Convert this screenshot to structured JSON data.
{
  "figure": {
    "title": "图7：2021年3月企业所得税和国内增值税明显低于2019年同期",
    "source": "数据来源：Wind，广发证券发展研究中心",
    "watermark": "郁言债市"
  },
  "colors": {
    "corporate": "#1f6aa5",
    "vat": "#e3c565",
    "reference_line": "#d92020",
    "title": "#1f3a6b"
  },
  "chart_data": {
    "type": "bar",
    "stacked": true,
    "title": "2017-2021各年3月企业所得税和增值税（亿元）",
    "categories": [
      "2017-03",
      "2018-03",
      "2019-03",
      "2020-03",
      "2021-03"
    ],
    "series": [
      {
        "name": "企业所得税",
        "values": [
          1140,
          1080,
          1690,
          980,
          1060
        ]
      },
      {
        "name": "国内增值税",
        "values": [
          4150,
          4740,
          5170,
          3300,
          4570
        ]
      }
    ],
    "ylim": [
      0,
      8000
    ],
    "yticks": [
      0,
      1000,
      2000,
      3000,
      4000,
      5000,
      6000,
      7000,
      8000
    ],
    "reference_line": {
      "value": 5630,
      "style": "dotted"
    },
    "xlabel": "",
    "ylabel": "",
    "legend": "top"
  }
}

--------

### Problem requirements
All of the lines above need to be given again exactly.

### Final result
Convert this screenshot to structured JSON data.
{
  "figure": {
    "title": "图7：2021年3月企业所得税和国内增值税明显低于2019年同期",
    "source": "数据来源：Wind，广发证券发展研究中心",
    "watermark": "郁言债市"
  },
  "colors": {
    "corporate": "#1f6aa5",
    "vat": "#e3c565",
    "reference_line": "#d92020",
    "title": "#1f3a6b"
  },
  "chart_data": {
    "type": "bar",
    "stacked": true,
    "title": "2017-2021各年3月企业所得税和增值税（亿元）",
    "categories": [
      "2017-03",
      "2018-03",
      "2019-03",
      "2020-03",
      "2021-03"
    ],
    "series": [
      {
        "name": "企业所得税",
        "values": [
          1140,
          1080,
          1690,
          980,
          1060
        ]
      },
      {
        "name": "国内增值税",
        "values": [
          4150,
          4740,
          5170,
          3300,
          4570
        ]
      }
    ],
    "ylim": [
      0,
      8000
    ],
    "yticks": [
      0,
      1000,
      2000,
      3000,
      4000,
      5000,
      6000,
      7000,
      8000
    ],
    "reference_line": {
      "value": 5630,
      "style": "dotted"
    },
    "xlabel": "",
    "ylabel": "",
    "legend": "top"
  }
}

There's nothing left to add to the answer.